Problem to work on – Your task is to copy every line of this material exactly.

Dataset excerpt:

╭──

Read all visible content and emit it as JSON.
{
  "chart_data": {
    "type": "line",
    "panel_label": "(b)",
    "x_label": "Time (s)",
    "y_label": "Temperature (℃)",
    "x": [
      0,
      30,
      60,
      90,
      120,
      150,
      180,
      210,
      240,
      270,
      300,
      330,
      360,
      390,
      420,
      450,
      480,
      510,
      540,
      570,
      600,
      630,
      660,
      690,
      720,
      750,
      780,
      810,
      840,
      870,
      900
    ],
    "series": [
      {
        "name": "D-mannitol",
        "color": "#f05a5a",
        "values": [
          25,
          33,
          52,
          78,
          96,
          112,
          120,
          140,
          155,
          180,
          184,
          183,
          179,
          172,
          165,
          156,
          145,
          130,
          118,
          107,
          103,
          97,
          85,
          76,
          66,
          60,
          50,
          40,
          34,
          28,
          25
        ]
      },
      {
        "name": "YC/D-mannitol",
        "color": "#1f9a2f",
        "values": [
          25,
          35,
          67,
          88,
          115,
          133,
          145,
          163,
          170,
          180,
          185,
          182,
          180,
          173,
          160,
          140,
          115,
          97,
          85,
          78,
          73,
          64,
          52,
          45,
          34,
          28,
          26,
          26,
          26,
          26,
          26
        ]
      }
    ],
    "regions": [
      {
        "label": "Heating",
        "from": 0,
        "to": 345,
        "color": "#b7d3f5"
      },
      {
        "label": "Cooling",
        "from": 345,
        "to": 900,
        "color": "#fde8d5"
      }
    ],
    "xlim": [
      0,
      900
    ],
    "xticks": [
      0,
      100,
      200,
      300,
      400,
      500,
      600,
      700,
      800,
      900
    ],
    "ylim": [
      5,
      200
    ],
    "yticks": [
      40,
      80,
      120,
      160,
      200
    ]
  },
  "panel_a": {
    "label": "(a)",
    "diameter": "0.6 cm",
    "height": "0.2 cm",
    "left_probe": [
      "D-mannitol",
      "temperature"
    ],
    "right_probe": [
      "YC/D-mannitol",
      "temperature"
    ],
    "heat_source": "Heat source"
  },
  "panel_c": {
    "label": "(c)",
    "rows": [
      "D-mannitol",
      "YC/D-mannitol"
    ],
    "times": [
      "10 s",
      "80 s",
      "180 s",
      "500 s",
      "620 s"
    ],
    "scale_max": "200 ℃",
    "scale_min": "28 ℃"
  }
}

╰──

Completed task –
Read all visible content and emit it as JSON.
{
  "chart_data": {
    "type": "line",
    "panel_label": "(b)",
    "x_label": "Time (s)",
    "y_label": "Temperature (℃)",
    "x": [
      0,
      30,
      60,
      90,
      120,
      150,
      180,
      210,
      240,
      270,
      300,
      330,
      360,
      390,
      420,
      450,
      480,
      510,
      540,
      570,
      600,
      630,
      660,
      690,
      720,
      750,
      780,
      810,
      840,
      870,
      900
    ],
    "series": [
      {
        "name": "D-mannitol",
        "color": "#f05a5a",
        "values": [
          25,
          33,
          52,
          78,
          96,
          112,
          120,
          140,
          155,
          180,
          184,
          183,
          179,
          172,
          165,
          156,
          145,
          130,
          118,
          107,
          103,
          97,
          85,
          76,
          66,
          60,
          50,
          40,
          34,
          28,
          25
        ]
      },
      {
        "name": "YC/D-mannitol",
        "color": "#1f9a2f",
        "values": [
          25,
          35,
          67,
          88,
          115,
          133,
          145,
          163,
          170,
          180,
          185,
          182,
          180,
          173,
          160,
          140,
          115,
          97,
          85,
          78,
          73,
          64,
          52,
          45,
          34,
          28,
          26,
          26,
          26,
          26,
          26
        ]
      }
    ],
    "regions": [
      {
        "label": "Heating",
        "from": 0,
        "to": 345,
        "color": "#b7d3f5"
      },
      {
        "label": "Cooling",
        "from": 345,
        "to": 900,
        "color": "#fde8d5"
      }
    ],
    "xlim": [
      0,
      900
    ],
    "xticks": [
      0,
      100,
      200,
      300,
      400,
      500,
      600,
      700,
      800,
      900
    ],
    "ylim": [
      5,
      200
    ],
    "yticks": [
      40,
      80,
      120,
      160,
      200
    ]
  },
  "panel_a": {
    "label": "(a)",
    "diameter": "0.6 cm",
    "height": "0.2 cm",
    "left_probe": [
      "D-mannitol",
      "temperature"
    ],
    "right_probe": [
      "YC/D-mannitol",
      "temperature"
    ],
    "heat_source": "Heat source"
  },
  "panel_c": {
    "label": "(c)",
    "rows": [
      "D-mannitol",
      "YC/D-mannitol"
    ],
    "times": [
      "10 s",
      "80 s",
      "180 s",
      "500 s",
      "620 s"
    ],
    "scale_max": "200 ℃",
    "scale_min": "28 ℃"
  }
}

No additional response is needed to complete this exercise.